The office of Dolo-650 maker Micro Labs in Bengaluru. | Photo Credit: PTI

Recently, a controversy bubbled up regarding the marketing strategies of Micro Labs, a Bengaluru-based pharmaceutical company. Micro Labs, the maker of Dolo-650, was charged of having bribed medical doctors with freebies worth ₹1,000 crore in one year to promote Dolo-650.

Dolo is an analgesic and antipyretic — a non-steroidal anti-inflammatory medication to help with fever and mild pain. It can be purchased from a chemist without a medical prescription. It is actually plain paracetamol, which is a particularly crowded market and fairly competitive too, in a manner of speaking. The Drugs (Prices Control) Order (DPCO) has established ceiling prices for over 850 medicines, including of brands of paracetamol. The ceiling price for a single 650 mg paracetamol tablet is ₹1.83 and for a single 500 mg tablet, it is ₹0.91. It is naturally more profitable for 650 mg to be sold. But how profitable, exactly? Do the incentives work out for the firm? In particular, does the economics work out in terms of giving away ₹1,000 crore of freebies?

- - -

## Problem to solve
Carry on the piece about Micro Labs and the Dolo-650 freebies controversy, picking up right after its final sentence.

- - -

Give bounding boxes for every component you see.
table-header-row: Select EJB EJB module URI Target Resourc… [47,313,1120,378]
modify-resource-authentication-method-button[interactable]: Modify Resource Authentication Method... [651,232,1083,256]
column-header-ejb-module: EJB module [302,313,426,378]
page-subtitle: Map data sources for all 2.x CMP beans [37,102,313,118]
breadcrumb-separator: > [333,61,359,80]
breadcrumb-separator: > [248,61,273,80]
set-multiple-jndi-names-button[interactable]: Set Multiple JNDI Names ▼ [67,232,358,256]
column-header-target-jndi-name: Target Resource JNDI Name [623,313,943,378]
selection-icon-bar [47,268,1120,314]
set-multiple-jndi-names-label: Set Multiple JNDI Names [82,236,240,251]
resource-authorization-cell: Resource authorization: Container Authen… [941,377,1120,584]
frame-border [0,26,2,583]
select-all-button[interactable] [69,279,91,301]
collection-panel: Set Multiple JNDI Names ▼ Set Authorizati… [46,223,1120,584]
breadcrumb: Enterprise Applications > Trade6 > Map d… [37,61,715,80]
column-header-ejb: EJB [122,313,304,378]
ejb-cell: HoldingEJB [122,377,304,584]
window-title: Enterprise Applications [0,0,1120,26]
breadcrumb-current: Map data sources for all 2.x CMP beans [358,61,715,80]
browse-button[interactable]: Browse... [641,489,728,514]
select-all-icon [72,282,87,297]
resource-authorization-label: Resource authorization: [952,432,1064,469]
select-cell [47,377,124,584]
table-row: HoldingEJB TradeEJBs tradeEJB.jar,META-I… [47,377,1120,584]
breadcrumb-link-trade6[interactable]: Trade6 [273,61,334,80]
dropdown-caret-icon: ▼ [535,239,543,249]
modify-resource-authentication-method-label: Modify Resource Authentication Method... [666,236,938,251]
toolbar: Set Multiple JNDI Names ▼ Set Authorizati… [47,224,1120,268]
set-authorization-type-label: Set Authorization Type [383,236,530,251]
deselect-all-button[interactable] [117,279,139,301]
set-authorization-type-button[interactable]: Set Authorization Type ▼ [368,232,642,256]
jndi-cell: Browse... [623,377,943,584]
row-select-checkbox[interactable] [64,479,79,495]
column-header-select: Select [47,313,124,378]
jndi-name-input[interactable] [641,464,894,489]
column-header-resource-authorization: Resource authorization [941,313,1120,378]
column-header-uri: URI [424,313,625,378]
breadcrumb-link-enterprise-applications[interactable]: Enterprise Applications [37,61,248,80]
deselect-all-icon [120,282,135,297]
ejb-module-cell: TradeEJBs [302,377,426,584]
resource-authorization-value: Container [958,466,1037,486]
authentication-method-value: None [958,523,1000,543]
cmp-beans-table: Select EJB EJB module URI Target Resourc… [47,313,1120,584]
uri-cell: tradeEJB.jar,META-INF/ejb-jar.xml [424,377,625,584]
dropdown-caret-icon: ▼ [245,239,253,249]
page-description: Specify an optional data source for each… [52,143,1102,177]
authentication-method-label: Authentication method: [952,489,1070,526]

- - -

## Task output
The paracetamol API is mostly imported from China. There has been significant upward pricing pressure, mostly because of the difficulty of ensuring regular supply from China. But given the price ceiling and the level of competition, investing in the level of ‘freebies’ reported is unlikely. We are not suggesting that the problem of ‘freebies’ doesn’t exist. But the supply chain for freebies is much easier to manage for specialty drugs such as chemotherapy drugs, or when products such as stents and knee and hip implants are directly sold to hospitals. For paracetamol, given the price ceiling and the number of competitors, tracking prescriptions and rewarding doctors is challenging.

You might argue that Micro Labs may have been willing to take a hit on their margins in order to bump up sales. Perhaps the freebies could be justified if there are other benefits? Well, higher sales at lower margins to the selling company might make sense, but this is a strategy usually employed to beef up the financials, in order to make the valuation look better. The truth comes out eventually. Or you may argue that this was a brand-building exercise in anticipation of higher over-the-counter sales, to help push through a sale of the brand to a pharmaceutical major. Without these angles, the story stands on shaky legs.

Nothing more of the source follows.